Pick out every line in the data below that holds "plain".

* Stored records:
▼

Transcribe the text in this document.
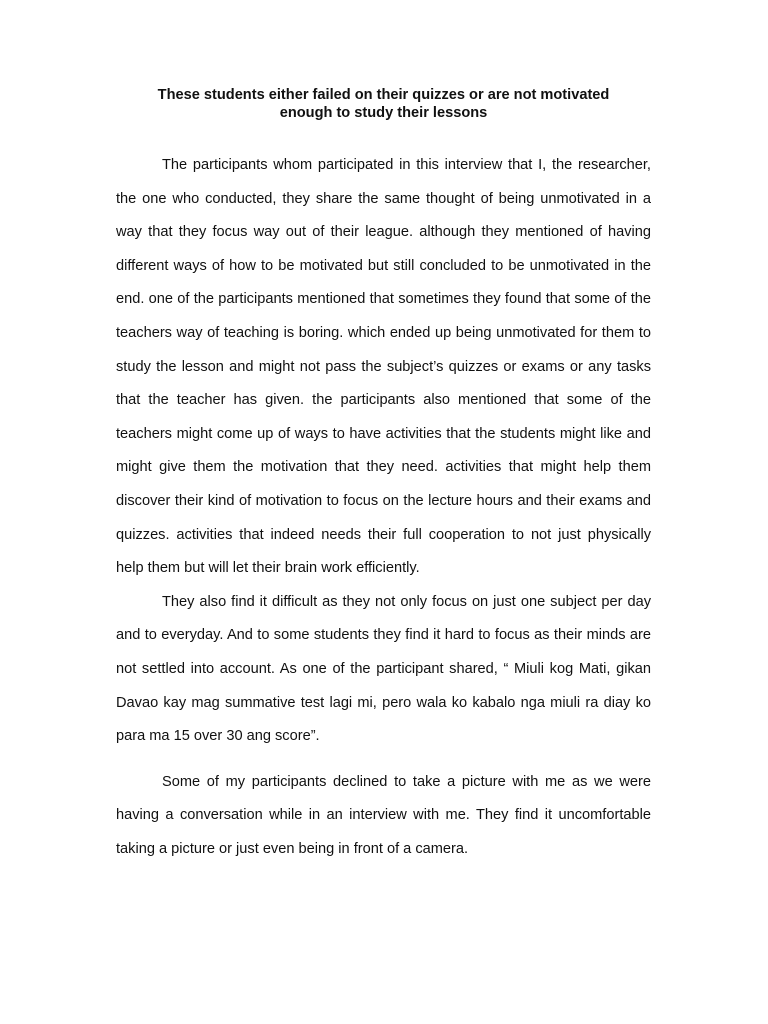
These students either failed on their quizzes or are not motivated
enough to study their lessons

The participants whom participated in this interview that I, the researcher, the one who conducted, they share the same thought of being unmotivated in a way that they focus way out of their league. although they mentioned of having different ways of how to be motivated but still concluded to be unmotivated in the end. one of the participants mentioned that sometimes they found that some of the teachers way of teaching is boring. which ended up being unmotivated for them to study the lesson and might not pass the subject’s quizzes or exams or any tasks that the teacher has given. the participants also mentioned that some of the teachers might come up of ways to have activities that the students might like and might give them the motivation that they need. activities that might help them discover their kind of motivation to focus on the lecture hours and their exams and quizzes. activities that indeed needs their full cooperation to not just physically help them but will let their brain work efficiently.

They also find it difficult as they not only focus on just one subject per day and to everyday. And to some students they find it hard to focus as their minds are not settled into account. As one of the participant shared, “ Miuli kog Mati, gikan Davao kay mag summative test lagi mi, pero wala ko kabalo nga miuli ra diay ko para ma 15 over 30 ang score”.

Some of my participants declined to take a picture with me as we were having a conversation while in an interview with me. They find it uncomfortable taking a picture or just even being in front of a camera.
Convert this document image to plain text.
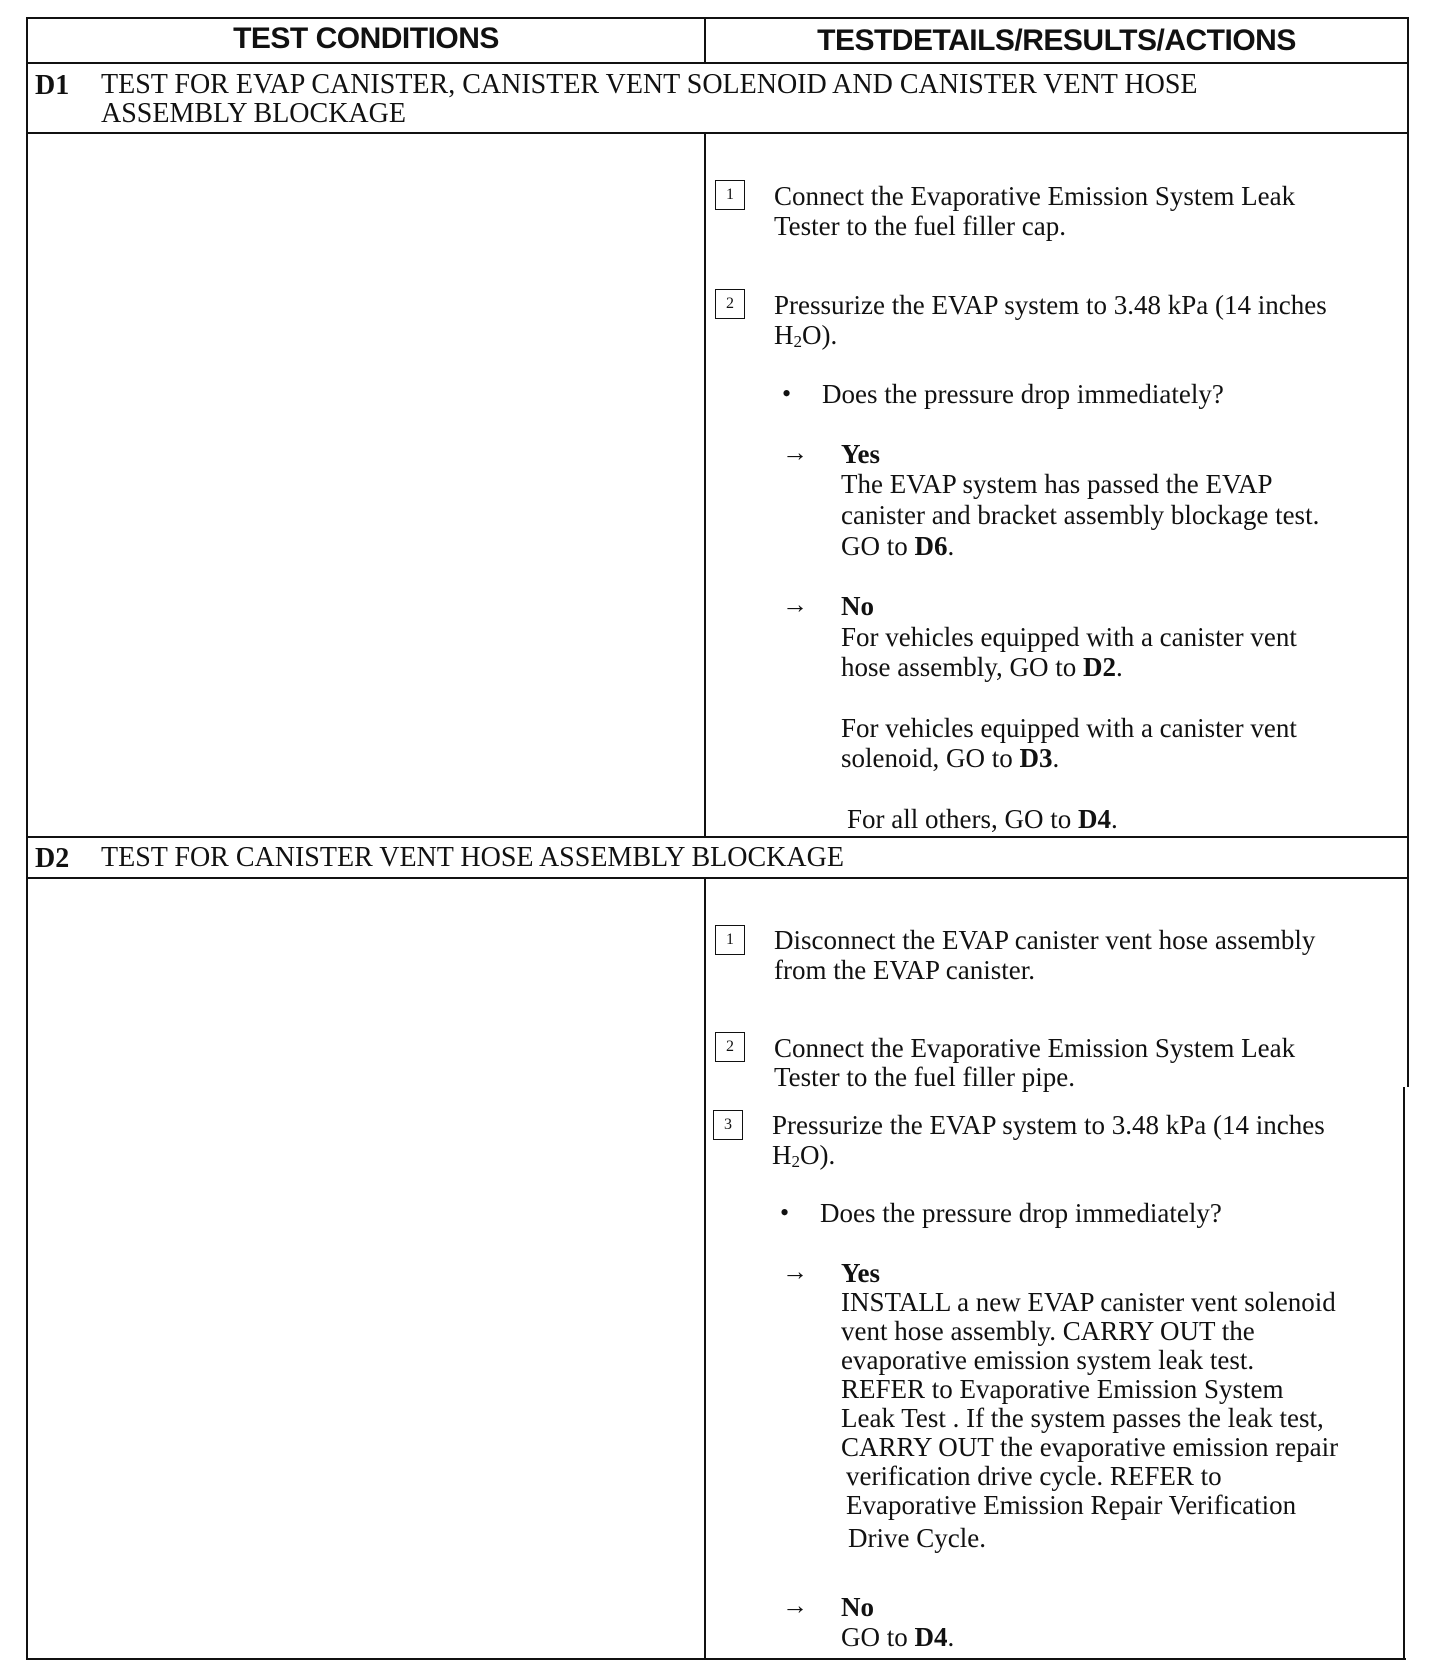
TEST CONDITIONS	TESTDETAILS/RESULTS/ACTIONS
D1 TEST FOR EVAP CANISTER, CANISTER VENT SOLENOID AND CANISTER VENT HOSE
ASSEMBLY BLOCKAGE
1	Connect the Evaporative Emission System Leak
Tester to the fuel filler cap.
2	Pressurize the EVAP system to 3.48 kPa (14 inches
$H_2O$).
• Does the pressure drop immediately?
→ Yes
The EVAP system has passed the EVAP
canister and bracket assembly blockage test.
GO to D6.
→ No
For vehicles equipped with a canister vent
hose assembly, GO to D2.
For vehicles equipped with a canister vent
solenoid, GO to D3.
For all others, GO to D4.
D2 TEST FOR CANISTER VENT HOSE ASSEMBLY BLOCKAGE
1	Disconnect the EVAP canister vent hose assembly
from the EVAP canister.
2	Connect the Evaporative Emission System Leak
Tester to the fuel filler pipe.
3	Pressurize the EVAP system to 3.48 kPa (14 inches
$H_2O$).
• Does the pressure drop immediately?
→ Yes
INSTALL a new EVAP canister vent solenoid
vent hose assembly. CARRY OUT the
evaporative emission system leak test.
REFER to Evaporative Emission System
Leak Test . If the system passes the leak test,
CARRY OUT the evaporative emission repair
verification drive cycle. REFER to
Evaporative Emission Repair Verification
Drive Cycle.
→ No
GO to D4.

▲
▼

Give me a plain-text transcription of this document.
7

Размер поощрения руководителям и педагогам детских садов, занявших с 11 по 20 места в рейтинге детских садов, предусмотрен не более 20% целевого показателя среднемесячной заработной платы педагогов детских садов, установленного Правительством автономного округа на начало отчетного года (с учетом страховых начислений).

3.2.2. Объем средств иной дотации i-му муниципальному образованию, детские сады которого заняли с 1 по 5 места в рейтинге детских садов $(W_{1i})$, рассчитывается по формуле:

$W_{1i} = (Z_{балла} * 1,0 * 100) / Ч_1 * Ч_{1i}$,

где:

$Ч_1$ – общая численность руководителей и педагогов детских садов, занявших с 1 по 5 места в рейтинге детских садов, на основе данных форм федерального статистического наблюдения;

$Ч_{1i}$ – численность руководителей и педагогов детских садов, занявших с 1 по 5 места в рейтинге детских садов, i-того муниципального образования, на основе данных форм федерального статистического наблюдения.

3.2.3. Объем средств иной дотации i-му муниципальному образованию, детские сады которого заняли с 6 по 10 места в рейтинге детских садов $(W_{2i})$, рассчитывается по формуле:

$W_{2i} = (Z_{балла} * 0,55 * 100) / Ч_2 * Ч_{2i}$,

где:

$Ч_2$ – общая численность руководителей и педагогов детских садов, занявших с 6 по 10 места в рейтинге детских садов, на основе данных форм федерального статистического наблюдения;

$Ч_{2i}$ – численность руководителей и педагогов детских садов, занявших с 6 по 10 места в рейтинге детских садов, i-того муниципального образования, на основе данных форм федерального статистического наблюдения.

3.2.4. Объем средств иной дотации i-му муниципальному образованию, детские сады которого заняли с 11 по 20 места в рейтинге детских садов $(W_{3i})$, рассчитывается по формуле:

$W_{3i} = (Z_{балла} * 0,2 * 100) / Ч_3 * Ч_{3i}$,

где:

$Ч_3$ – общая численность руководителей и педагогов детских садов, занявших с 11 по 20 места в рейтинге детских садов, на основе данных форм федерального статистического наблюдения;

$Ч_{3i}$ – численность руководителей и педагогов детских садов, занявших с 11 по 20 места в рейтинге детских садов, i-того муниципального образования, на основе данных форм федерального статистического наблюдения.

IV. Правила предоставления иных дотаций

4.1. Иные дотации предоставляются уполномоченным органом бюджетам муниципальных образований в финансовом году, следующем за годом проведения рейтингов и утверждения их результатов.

▲

* Exercise response:
Convert this document image to plain text.
Give me a plain-text transcription of this document.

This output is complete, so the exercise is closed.